• TASK: Take the material below and write it all out again exactly.

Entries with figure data
-- start --

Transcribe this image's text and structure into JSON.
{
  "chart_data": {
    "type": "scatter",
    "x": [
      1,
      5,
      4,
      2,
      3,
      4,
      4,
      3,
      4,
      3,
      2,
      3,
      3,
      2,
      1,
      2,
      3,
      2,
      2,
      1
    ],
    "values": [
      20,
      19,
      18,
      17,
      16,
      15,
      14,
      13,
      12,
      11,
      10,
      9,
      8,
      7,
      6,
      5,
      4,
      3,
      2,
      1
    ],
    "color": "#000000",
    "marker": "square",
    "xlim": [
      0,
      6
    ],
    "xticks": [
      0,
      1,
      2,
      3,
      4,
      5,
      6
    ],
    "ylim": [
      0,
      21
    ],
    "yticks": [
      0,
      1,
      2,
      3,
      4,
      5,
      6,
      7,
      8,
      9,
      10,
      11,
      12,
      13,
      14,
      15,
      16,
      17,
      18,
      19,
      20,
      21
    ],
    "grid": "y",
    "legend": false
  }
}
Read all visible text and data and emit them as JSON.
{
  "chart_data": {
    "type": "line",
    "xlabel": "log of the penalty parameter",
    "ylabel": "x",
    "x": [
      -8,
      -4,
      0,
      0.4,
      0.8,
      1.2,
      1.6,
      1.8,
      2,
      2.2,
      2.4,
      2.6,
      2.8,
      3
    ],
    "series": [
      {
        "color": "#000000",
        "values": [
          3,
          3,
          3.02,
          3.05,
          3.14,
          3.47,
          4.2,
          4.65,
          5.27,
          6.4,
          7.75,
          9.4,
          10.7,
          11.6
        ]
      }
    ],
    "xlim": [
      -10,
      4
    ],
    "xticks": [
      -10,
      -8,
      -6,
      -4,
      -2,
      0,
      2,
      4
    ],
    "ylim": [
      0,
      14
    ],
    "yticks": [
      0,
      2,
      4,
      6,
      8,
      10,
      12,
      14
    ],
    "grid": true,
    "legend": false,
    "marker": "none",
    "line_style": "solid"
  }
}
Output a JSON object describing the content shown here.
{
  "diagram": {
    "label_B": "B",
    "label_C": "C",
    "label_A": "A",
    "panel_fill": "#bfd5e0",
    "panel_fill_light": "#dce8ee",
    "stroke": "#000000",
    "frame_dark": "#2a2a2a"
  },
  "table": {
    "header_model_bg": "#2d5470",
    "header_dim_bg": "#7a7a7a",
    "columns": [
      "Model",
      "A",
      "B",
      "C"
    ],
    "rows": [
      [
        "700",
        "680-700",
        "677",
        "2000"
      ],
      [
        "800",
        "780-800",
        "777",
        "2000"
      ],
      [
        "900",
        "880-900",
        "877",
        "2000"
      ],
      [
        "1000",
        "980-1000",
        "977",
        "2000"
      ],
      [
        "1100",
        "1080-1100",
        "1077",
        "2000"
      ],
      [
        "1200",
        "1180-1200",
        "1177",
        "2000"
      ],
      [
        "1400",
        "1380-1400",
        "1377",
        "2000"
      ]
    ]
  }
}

-- end --

• WRITTEN RESPONSE:
Transcribe this image's text and structure into JSON.
{
  "chart_data": {
    "type": "scatter",
    "x": [
      1,
      5,
      4,
      2,
      3,
      4,
      4,
      3,
      4,
      3,
      2,
      3,
      3,
      2,
      1,
      2,
      3,
      2,
      2,
      1
    ],
    "values": [
      20,
      19,
      18,
      17,
      16,
      15,
      14,
      13,
      12,
      11,
      10,
      9,
      8,
      7,
      6,
      5,
      4,
      3,
      2,
      1
    ],
    "color": "#000000",
    "marker": "square",
    "xlim": [
      0,
      6
    ],
    "xticks": [
      0,
      1,
      2,
      3,
      4,
      5,
      6
    ],
    "ylim": [
      0,
      21
    ],
    "yticks": [
      0,
      1,
      2,
      3,
      4,
      5,
      6,
      7,
      8,
      9,
      10,
      11,
      12,
      13,
      14,
      15,
      16,
      17,
      18,
      19,
      20,
      21
    ],
    "grid": "y",
    "legend": false
  }
}
Read all visible text and data and emit them as JSON.
{
  "chart_data": {
    "type": "line",
    "xlabel": "log of the penalty parameter",
    "ylabel": "x",
    "x": [
      -8,
      -4,
      0,
      0.4,
      0.8,
      1.2,
      1.6,
      1.8,
      2,
      2.2,
      2.4,
      2.6,
      2.8,
      3
    ],
    "series": [
      {
        "color": "#000000",
        "values": [
          3,
          3,
          3.02,
          3.05,
          3.14,
          3.47,
          4.2,
          4.65,
          5.27,
          6.4,
          7.75,
          9.4,
          10.7,
          11.6
        ]
      }
    ],
    "xlim": [
      -10,
      4
    ],
    "xticks": [
      -10,
      -8,
      -6,
      -4,
      -2,
      0,
      2,
      4
    ],
    "ylim": [
      0,
      14
    ],
    "yticks": [
      0,
      2,
      4,
      6,
      8,
      10,
      12,
      14
    ],
    "grid": true,
    "legend": false,
    "marker": "none",
    "line_style": "solid"
  }
}
Output a JSON object describing the content shown here.
{
  "diagram": {
    "label_B": "B",
    "label_C": "C",
    "label_A": "A",
    "panel_fill": "#bfd5e0",
    "panel_fill_light": "#dce8ee",
    "stroke": "#000000",
    "frame_dark": "#2a2a2a"
  },
  "table": {
    "header_model_bg": "#2d5470",
    "header_dim_bg": "#7a7a7a",
    "columns": [
      "Model",
      "A",
      "B",
      "C"
    ],
    "rows": [
      [
        "700",
        "680-700",
        "677",
        "2000"
      ],
      [
        "800",
        "780-800",
        "777",
        "2000"
      ],
      [
        "900",
        "880-900",
        "877",
        "2000"
      ],
      [
        "1000",
        "980-1000",
        "977",
        "2000"
      ],
      [
        "1100",
        "1080-1100",
        "1077",
        "2000"
      ],
      [
        "1200",
        "1180-1200",
        "1177",
        "2000"
      ],
      [
        "1400",
        "1380-1400",
        "1377",
        "2000"
      ]
    ]
  }
}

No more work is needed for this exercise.